[Start of WORKING DATA]

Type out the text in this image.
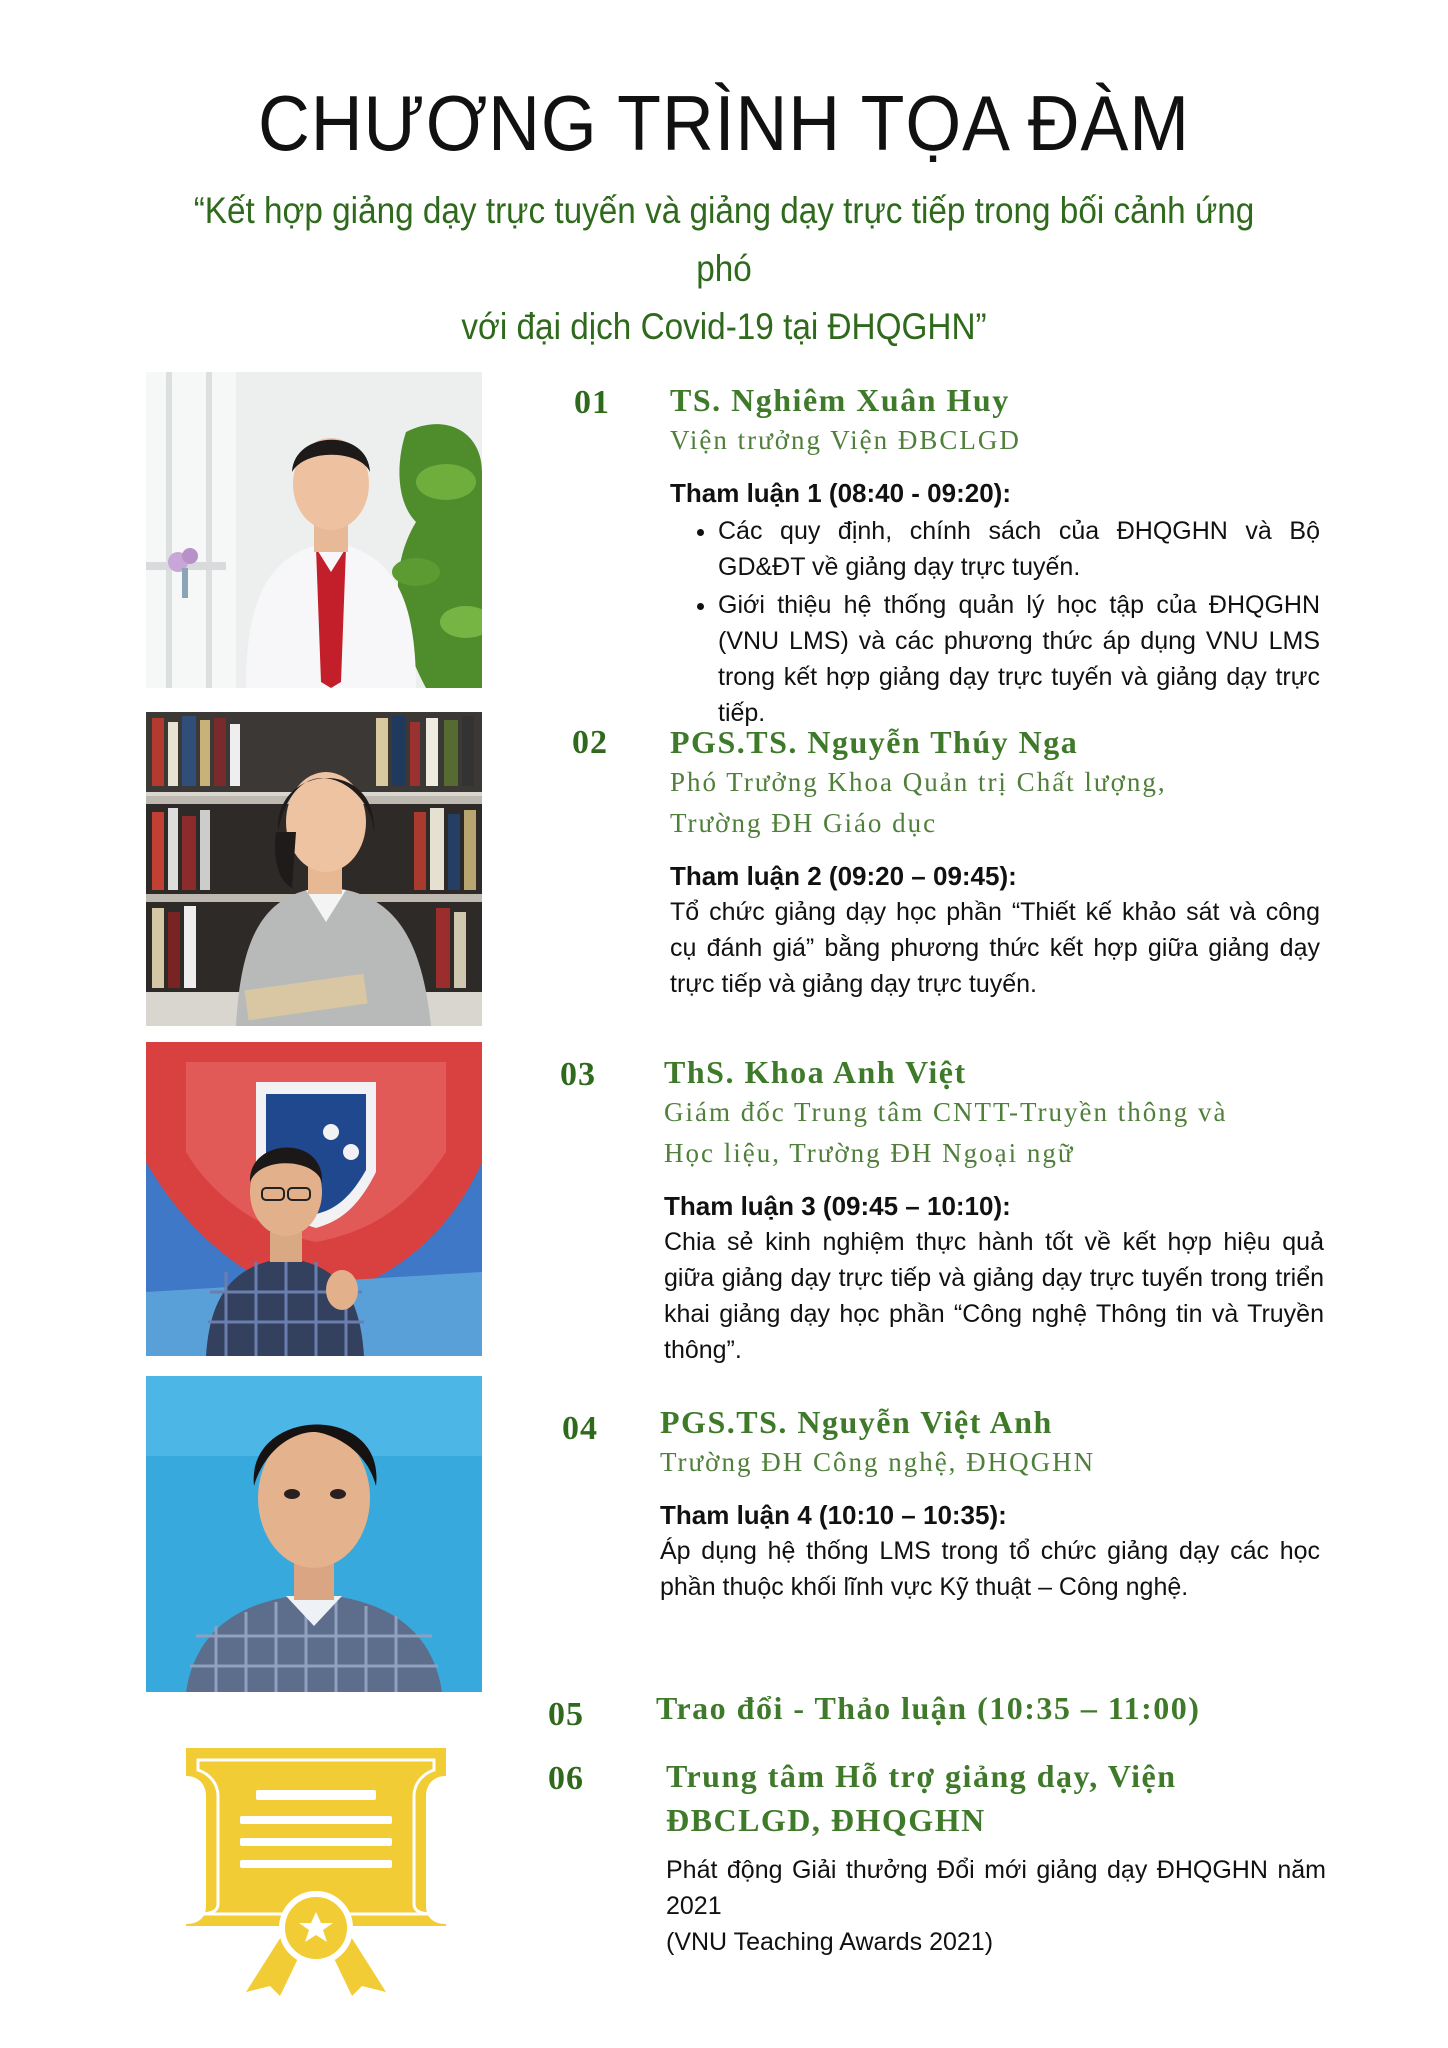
CHƯƠNG TRÌNH TỌA ĐÀM
“Kết hợp giảng dạy trực tuyến và giảng dạy trực tiếp trong bối cảnh ứng phó
với đại dịch Covid-19 tại ĐHQGHN”
01 TS. Nghiêm Xuân Huy
Viện trưởng Viện ĐBCLGD
Tham luận 1 (08:40 - 09:20):
• Các quy định, chính sách của ĐHQGHN và Bộ GD&ĐT về giảng dạy trực tuyến.
• Giới thiệu hệ thống quản lý học tập của ĐHQGHN (VNU LMS) và các phương thức áp dụng VNU LMS trong kết hợp giảng dạy trực tuyến và giảng dạy trực tiếp.
02 PGS.TS. Nguyễn Thúy Nga
Phó Trưởng Khoa Quản trị Chất lượng,
Trường ĐH Giáo dục
Tham luận 2 (09:20 – 09:45):
Tổ chức giảng dạy học phần “Thiết kế khảo sát và công cụ đánh giá” bằng phương thức kết hợp giữa giảng dạy trực tiếp và giảng dạy trực tuyến.
03 ThS. Khoa Anh Việt
Giám đốc Trung tâm CNTT-Truyền thông và
Học liệu, Trường ĐH Ngoại ngữ
Tham luận 3 (09:45 – 10:10):
Chia sẻ kinh nghiệm thực hành tốt về kết hợp hiệu quả giữa giảng dạy trực tiếp và giảng dạy trực tuyến trong triển khai giảng dạy học phần “Công nghệ Thông tin và Truyền thông”.
04 PGS.TS. Nguyễn Việt Anh
Trường ĐH Công nghệ, ĐHQGHN
Tham luận 4 (10:10 – 10:35):
Áp dụng hệ thống LMS trong tổ chức giảng dạy các học phần thuộc khối lĩnh vực Kỹ thuật – Công nghệ.
05 Trao đổi - Thảo luận (10:35 – 11:00)
06	Trung tâm Hỗ trợ giảng dạy, Viện
ĐBCLGD, ĐHQGHN
Phát động Giải thưởng Đổi mới giảng dạy ĐHQGHN năm 2021
(VNU Teaching Awards 2021)
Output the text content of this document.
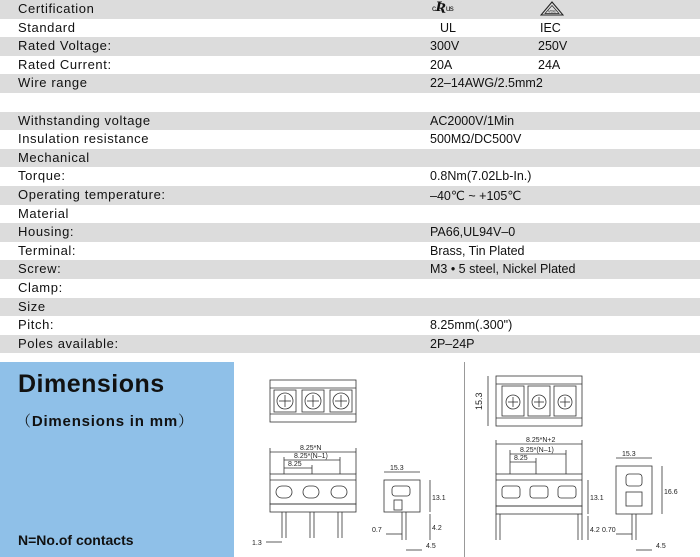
Certification	cƦus	VDE
Standard	UL	IEC
Rated Voltage:	300V	250V
Rated Current:	20A	24A
Wire range	22–14AWG/2.5mm2
Withstanding voltage	AC2000V/1Min
Insulation resistance	500MΩ/DC500V
Mechanical
Torque:	0.8Nm(7.02Lb-In.)
Operating temperature:	–40℃ ~ +105℃
Material
Housing:	PA66,UL94V–0
Terminal:	Brass, Tin Plated
Screw:	M3 • 5 steel, Nickel Plated
Clamp:
Size
Pitch:	8.25mm(.300")
Poles available:	2P–24P
Dimensions
（Dimensions in mm）
N=No.of contacts
8.25*N
8.25*(N–1)
8.25
15.3
13.1
4.2
0.7
4.5
1.3
15.3
8.25*N+2
8.25*(N–1)
8.25
15.3
13.1
16.6
4.2 0.70
4.5
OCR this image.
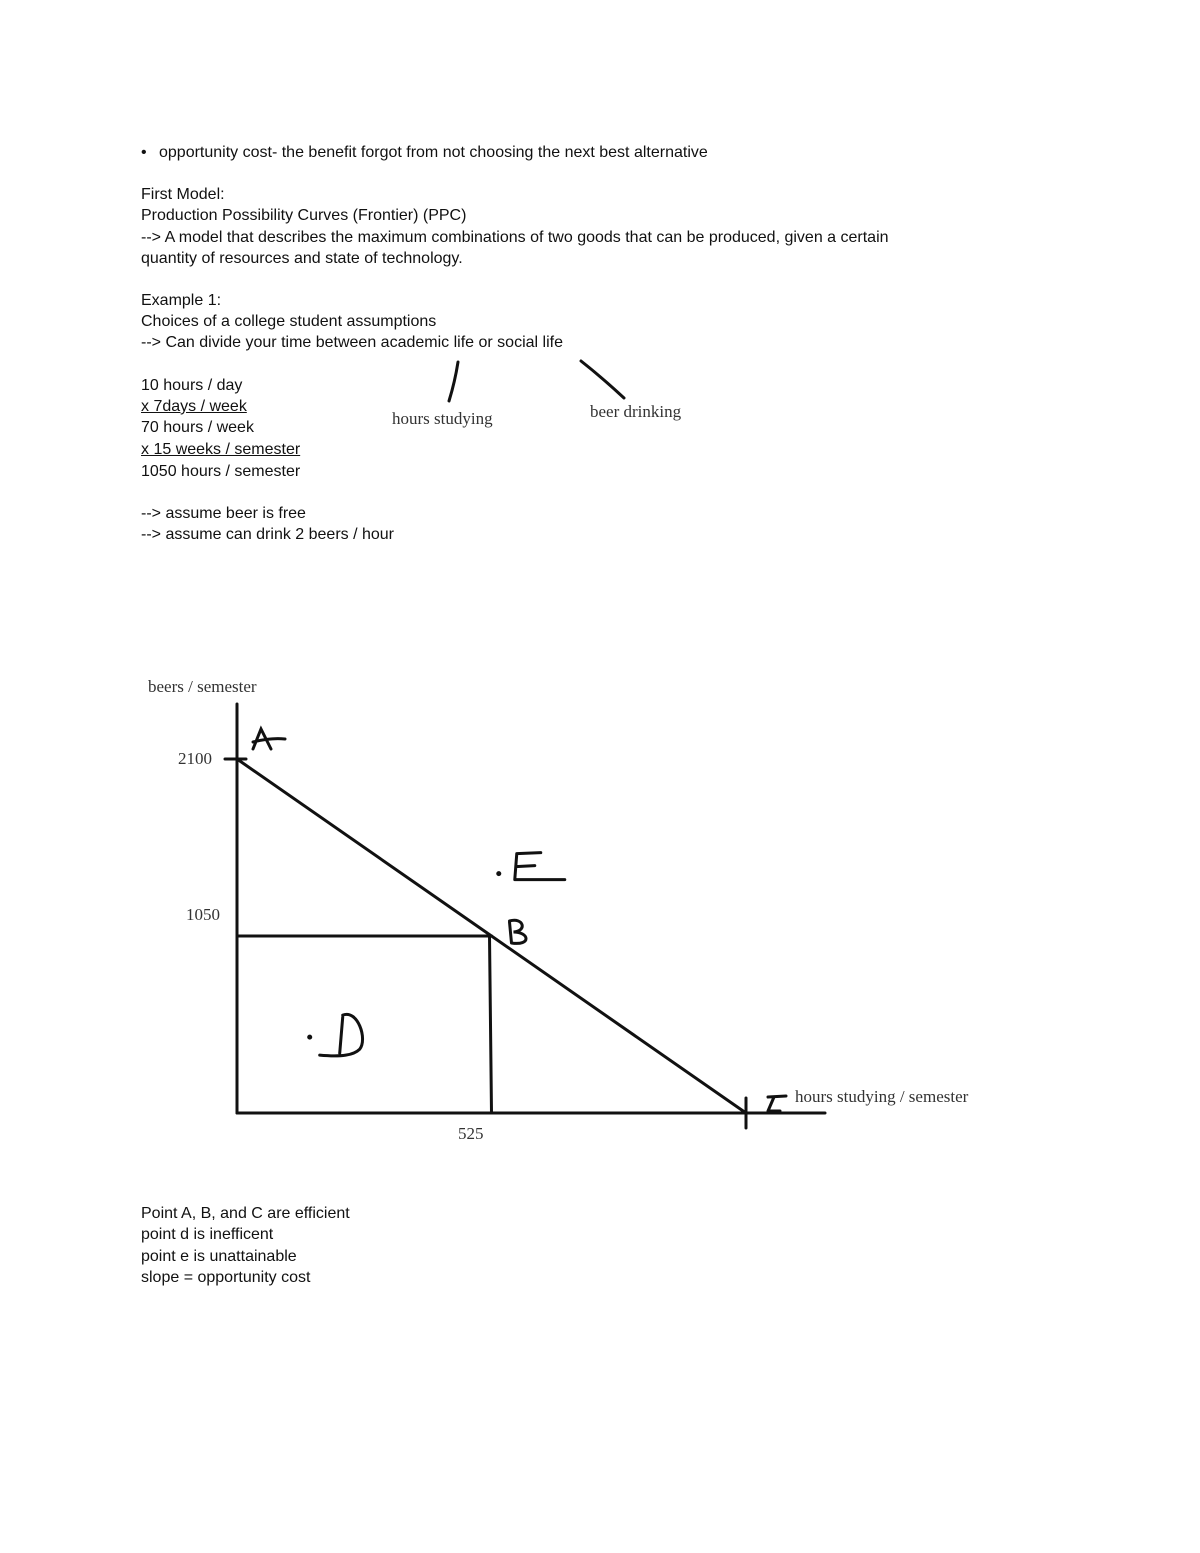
• opportunity cost- the benefit forgot from not choosing the next best alternative
First Model:
Production Possibility Curves (Frontier) (PPC)
--> A model that describes the maximum combinations of two goods that can be produced, given a certain
quantity of resources and state of technology.
Example 1:
Choices of a college student assumptions
--> Can divide your time between academic life or social life
10 hours / day
x 7days / week
70 hours / week
x 15 weeks / semester
1050 hours / semester
--> assume beer is free
--> assume can drink 2 beers / hour
hours studying	beer drinking
beers / semester
hours studying / semester
2100
1050
525
Point A, B, and C are efficient
point d is inefficent
point e is unattainable
slope = opportunity cost
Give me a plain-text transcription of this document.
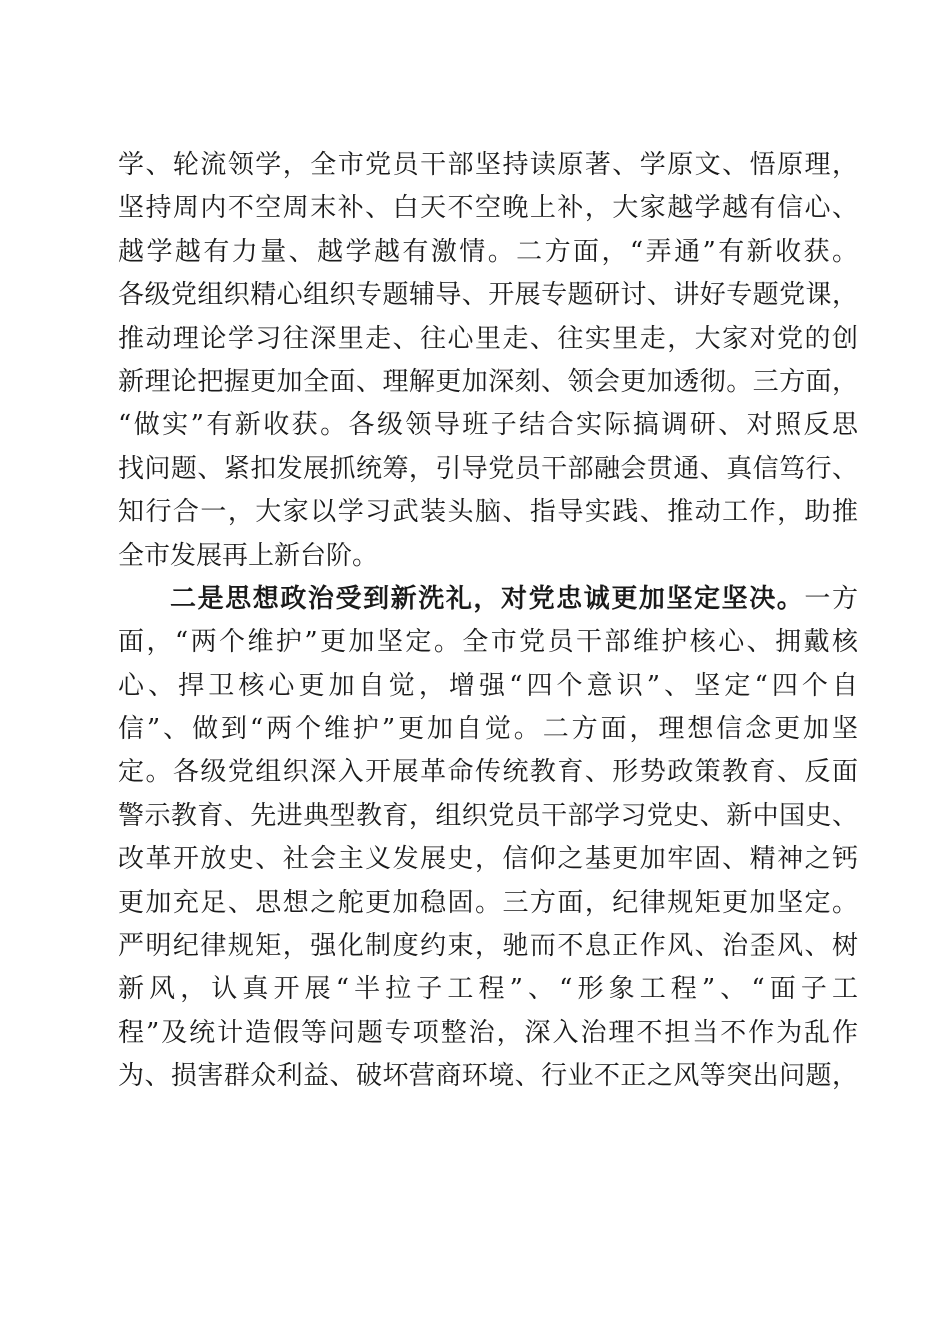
学、轮流领学，全市党员干部坚持读原著、学原文、悟原理，
坚持周内不空周末补、白天不空晚上补，大家越学越有信心、
越学越有力量、越学越有激情。二方面，“弄通”有新收获。
各级党组织精心组织专题辅导、开展专题研讨、讲好专题党课，
推动理论学习往深里走、往心里走、往实里走，大家对党的创
新理论把握更加全面、理解更加深刻、领会更加透彻。三方面，
“做实”有新收获。各级领导班子结合实际搞调研、对照反思
找问题、紧扣发展抓统筹，引导党员干部融会贯通、真信笃行、
知行合一，大家以学习武装头脑、指导实践、推动工作，助推
全市发展再上新台阶。
二是思想政治受到新洗礼，对党忠诚更加坚定坚决。一方
面，“两个维护”更加坚定。全市党员干部维护核心、拥戴核
心、捍卫核心更加自觉，增强“四个意识”、坚定“四个自
信”、做到“两个维护”更加自觉。二方面，理想信念更加坚
定。各级党组织深入开展革命传统教育、形势政策教育、反面
警示教育、先进典型教育，组织党员干部学习党史、新中国史、
改革开放史、社会主义发展史，信仰之基更加牢固、精神之钙
更加充足、思想之舵更加稳固。三方面，纪律规矩更加坚定。
严明纪律规矩，强化制度约束，驰而不息正作风、治歪风、树
新风，认真开展“半拉子工程”、“形象工程”、“面子工
程”及统计造假等问题专项整治，深入治理不担当不作为乱作
为、损害群众利益、破坏营商环境、行业不正之风等突出问题，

[End of WORKING DATA]

WHAT NEEDS TO BE DONE:
In the listing, find every line containing the word "Tham" and list it.

SOLUTION TO THIS PROBLEM:
Tham luận 1 (08:40 - 09:20):
Tham luận 2 (09:20 – 09:45):
Tham luận 3 (09:45 – 10:10):
Tham luận 4 (10:10 – 10:35):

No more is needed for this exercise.